[Entries for labeled regions]

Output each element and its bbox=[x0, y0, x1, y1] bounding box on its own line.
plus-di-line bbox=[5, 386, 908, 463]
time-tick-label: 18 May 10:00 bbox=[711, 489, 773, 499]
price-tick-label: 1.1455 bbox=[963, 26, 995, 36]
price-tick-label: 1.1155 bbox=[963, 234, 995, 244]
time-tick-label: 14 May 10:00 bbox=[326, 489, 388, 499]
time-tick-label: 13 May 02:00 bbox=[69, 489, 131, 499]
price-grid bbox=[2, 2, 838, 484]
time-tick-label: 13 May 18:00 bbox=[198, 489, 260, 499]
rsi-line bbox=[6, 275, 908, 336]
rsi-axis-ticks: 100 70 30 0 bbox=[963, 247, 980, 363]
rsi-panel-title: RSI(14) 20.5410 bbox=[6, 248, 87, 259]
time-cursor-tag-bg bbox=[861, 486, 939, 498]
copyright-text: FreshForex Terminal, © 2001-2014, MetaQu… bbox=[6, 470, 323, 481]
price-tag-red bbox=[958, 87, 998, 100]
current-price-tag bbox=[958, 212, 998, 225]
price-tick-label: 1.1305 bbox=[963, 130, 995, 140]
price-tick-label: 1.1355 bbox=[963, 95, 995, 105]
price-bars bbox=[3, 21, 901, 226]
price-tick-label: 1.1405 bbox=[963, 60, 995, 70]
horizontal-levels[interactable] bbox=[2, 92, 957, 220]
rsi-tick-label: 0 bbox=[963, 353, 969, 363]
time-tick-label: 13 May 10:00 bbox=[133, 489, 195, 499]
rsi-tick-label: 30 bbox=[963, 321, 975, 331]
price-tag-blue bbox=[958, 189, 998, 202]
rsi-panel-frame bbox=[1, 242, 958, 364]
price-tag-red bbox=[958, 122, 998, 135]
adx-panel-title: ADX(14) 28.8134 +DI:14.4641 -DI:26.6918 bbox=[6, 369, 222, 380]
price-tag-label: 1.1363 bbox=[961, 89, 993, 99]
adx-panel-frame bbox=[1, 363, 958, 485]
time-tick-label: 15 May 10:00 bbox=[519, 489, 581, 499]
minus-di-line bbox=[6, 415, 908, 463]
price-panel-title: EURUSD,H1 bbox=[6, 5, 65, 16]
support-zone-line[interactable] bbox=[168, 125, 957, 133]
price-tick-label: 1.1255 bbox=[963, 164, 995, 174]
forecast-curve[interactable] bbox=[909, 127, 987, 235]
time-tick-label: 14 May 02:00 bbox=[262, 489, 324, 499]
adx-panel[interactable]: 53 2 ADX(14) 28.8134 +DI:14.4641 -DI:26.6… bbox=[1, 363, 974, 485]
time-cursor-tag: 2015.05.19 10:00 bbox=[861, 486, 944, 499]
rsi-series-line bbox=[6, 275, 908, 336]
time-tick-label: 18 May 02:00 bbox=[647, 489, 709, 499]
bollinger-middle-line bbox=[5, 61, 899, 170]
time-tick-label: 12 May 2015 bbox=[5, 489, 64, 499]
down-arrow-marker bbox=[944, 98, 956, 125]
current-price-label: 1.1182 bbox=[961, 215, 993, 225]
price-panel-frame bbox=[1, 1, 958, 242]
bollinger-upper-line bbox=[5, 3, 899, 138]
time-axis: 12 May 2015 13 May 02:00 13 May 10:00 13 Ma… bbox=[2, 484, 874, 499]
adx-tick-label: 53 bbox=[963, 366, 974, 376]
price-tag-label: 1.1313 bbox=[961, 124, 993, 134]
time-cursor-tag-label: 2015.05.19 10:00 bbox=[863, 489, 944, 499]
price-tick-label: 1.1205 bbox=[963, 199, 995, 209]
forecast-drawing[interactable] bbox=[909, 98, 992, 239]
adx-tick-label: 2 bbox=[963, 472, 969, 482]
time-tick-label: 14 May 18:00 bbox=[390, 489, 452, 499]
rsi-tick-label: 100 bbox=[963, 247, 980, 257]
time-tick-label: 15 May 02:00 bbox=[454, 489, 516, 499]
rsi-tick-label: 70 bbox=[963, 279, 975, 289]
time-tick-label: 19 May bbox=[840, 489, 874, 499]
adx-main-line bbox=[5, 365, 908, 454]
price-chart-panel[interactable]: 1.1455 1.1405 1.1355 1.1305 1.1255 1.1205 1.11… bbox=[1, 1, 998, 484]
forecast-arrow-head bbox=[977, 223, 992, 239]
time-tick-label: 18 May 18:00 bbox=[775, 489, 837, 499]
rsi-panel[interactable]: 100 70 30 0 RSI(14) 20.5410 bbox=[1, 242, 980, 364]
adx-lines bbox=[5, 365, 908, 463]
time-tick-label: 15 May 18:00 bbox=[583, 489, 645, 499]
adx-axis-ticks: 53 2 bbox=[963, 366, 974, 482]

## Set task
Please list each line above that contains the string "cursor". Case counts.

## Correct output
time-cursor-tag-bg bbox=[861, 486, 939, 498]
time-cursor-tag: 2015.05.19 10:00 bbox=[861, 486, 944, 499]
time-cursor-tag-label: 2015.05.19 10:00 bbox=[863, 489, 944, 499]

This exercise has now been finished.